___ ITEMS

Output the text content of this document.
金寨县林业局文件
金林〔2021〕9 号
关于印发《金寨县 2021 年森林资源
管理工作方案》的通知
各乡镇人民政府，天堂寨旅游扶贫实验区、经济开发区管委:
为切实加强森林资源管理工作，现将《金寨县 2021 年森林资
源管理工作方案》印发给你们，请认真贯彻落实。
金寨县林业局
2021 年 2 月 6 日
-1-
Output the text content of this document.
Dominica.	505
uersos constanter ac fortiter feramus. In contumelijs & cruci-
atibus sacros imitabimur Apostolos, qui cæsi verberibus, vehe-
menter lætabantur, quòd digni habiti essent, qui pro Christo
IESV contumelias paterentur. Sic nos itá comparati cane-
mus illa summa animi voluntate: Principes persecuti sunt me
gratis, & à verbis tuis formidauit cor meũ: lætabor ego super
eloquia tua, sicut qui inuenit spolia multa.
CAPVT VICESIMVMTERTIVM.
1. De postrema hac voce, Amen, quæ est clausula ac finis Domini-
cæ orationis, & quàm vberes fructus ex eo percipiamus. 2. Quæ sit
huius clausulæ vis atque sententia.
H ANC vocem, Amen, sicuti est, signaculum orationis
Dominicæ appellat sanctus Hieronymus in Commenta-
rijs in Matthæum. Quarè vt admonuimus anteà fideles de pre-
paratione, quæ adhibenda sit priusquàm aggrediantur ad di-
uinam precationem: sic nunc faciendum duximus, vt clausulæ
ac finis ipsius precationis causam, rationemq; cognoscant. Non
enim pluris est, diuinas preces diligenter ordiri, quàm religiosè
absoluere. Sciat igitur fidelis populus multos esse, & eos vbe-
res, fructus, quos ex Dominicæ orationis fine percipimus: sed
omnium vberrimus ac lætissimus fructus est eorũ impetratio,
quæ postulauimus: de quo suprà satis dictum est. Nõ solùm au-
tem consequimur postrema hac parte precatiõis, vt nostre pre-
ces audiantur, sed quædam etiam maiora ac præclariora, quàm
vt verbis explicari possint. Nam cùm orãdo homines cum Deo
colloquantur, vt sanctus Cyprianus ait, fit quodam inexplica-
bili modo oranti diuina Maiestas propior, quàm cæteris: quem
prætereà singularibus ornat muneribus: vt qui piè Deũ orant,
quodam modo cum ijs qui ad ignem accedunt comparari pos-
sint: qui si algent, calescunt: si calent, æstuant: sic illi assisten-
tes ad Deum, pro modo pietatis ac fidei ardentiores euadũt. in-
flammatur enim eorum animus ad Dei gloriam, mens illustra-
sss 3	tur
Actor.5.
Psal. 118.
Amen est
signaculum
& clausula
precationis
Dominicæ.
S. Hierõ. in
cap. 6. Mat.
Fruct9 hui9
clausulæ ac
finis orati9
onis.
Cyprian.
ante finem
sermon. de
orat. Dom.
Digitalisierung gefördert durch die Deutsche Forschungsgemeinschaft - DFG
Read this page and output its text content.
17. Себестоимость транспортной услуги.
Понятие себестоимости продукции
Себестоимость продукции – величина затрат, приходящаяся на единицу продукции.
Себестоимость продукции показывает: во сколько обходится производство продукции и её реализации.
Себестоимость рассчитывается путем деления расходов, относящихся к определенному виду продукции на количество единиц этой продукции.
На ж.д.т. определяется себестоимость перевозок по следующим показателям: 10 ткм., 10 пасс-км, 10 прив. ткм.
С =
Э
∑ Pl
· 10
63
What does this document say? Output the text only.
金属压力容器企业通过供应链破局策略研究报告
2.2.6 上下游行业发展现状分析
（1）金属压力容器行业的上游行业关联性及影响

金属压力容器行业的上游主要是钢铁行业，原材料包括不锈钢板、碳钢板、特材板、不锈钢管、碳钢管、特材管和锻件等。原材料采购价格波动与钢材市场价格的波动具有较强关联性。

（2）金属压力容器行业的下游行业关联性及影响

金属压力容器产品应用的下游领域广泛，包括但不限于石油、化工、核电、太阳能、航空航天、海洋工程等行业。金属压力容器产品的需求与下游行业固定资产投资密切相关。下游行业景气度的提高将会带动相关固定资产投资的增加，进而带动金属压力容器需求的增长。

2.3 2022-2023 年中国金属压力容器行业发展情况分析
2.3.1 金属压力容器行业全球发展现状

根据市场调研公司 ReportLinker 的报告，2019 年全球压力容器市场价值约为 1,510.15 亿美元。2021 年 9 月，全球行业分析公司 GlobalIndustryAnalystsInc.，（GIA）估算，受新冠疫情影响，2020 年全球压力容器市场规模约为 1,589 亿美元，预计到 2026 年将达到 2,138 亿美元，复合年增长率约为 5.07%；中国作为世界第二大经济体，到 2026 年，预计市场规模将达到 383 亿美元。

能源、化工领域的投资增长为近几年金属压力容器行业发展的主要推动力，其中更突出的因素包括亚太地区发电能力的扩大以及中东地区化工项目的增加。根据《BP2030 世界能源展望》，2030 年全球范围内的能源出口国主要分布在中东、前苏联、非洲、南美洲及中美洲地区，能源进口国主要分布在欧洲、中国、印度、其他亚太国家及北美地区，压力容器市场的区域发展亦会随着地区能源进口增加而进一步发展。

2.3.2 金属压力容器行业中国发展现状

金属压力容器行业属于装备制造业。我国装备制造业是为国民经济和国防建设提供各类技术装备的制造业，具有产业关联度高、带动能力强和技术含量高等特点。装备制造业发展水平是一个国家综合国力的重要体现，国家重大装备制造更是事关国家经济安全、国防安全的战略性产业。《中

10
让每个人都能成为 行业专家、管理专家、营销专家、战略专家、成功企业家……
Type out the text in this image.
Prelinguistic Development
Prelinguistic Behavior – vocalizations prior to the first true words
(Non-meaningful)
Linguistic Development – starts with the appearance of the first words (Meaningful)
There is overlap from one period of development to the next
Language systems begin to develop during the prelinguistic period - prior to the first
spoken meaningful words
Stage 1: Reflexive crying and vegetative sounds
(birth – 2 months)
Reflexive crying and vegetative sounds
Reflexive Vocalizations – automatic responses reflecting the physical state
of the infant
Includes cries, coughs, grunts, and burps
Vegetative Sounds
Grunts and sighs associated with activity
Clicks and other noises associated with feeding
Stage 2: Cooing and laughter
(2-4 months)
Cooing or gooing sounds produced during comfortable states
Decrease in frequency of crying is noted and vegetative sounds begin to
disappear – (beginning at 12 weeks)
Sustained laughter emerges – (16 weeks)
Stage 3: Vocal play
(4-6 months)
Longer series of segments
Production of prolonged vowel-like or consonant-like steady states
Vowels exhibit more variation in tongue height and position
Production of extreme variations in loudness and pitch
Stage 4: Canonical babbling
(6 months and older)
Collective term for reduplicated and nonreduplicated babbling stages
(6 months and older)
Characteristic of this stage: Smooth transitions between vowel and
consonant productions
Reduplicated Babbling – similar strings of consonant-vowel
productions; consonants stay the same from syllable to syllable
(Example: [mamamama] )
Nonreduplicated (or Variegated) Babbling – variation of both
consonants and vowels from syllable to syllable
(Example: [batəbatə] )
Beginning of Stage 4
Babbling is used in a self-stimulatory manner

______

Above are the records. Identify each line that contains the word "states".

* WORKED SOLUTION
Cooing or gooing sounds produced during comfortable states
Production of prolonged vowel-like or consonant-like steady states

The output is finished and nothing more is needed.